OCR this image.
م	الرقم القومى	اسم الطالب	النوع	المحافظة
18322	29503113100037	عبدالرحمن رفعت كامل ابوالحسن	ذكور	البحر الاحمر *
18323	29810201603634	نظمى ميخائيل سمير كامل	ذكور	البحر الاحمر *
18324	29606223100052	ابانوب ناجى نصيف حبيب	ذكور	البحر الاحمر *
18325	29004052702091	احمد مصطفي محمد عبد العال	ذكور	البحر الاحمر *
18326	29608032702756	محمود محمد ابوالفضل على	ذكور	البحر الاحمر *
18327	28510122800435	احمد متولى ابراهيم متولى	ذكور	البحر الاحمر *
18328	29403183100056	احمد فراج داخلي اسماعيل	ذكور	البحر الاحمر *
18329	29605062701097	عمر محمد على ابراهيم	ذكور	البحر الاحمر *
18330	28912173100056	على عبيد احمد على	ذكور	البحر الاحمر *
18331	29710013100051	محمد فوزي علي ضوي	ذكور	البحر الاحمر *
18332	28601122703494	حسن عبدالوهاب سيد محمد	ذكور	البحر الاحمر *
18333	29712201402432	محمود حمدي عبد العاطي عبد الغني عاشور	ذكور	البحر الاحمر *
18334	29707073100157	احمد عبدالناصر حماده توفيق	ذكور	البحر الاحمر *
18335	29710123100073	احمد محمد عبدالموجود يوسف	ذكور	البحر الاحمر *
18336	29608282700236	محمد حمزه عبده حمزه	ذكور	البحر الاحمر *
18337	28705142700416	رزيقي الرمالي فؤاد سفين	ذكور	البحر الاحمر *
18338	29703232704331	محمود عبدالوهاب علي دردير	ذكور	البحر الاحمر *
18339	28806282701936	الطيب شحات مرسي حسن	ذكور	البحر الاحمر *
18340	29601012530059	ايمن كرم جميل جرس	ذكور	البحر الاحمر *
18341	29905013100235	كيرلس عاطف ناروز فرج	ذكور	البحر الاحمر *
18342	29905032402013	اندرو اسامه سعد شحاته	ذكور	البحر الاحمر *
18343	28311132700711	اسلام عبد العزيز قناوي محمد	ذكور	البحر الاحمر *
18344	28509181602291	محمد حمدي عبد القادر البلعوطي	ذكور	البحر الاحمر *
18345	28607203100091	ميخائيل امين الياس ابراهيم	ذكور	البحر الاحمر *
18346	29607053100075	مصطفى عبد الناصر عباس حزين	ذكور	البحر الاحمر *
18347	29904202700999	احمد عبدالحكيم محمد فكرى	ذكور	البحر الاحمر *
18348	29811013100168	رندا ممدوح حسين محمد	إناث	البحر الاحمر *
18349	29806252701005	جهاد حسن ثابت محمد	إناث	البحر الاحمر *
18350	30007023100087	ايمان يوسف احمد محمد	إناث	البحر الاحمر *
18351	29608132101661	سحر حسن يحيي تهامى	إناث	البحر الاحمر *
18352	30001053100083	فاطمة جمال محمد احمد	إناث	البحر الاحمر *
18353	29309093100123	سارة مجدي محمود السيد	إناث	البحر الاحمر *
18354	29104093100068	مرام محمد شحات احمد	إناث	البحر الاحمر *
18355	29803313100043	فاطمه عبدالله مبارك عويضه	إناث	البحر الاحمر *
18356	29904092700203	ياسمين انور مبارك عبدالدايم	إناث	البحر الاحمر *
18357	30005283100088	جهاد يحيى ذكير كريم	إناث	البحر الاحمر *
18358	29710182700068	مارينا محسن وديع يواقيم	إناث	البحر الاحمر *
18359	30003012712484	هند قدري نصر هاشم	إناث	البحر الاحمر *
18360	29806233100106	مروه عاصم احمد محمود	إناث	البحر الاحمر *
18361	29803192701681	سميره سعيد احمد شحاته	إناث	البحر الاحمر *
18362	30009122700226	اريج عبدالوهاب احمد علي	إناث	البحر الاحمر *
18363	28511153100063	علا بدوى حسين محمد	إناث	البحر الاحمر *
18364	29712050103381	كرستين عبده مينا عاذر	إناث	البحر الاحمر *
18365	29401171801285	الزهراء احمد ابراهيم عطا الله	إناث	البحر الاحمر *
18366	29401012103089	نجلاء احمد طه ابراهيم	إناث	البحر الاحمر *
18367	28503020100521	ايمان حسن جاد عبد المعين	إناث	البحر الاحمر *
__________
_DIRECTIONS_: From the entries above, list each line with "ايمان" in it.

_THE SOLUTION_:
18350	30007023100087	ايمان يوسف احمد محمد	إناث	البحر الاحمر *
18367	28503020100521	ايمان حسن جاد عبد المعين	إناث	البحر الاحمر *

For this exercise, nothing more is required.